Determine how many lines of the records include "ferritin", and answer with the number alone.

####

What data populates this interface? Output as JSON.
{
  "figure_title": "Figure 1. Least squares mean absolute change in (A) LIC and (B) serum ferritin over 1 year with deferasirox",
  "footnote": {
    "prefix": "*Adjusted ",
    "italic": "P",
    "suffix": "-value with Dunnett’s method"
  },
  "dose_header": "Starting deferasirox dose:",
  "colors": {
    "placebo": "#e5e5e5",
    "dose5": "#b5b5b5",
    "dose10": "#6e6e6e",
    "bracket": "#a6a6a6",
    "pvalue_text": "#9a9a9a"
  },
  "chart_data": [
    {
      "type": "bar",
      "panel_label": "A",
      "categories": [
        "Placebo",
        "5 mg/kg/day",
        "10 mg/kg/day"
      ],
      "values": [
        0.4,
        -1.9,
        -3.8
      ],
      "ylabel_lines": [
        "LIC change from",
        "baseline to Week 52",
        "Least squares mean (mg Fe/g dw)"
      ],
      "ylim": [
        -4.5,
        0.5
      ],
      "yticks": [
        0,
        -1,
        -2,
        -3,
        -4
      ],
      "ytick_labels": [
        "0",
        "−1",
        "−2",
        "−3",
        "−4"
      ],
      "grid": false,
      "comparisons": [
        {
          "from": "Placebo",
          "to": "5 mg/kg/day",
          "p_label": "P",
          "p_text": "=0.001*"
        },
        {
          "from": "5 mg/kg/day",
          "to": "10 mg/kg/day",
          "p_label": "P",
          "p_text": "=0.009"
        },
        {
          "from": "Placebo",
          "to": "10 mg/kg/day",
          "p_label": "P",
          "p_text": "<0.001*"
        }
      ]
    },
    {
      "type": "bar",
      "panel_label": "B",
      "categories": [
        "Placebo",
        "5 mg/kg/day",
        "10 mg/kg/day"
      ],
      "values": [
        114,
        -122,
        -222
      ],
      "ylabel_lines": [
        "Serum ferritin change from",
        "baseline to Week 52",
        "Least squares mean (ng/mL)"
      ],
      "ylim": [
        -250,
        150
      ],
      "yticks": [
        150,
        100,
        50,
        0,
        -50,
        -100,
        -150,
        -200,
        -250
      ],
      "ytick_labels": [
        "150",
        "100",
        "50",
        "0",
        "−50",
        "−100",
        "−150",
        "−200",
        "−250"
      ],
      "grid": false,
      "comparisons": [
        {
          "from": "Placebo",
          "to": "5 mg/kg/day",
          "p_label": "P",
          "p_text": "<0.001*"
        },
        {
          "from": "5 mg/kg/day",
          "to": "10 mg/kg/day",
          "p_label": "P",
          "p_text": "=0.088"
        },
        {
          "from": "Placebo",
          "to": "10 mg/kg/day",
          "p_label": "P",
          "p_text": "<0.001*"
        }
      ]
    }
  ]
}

####

In response: 2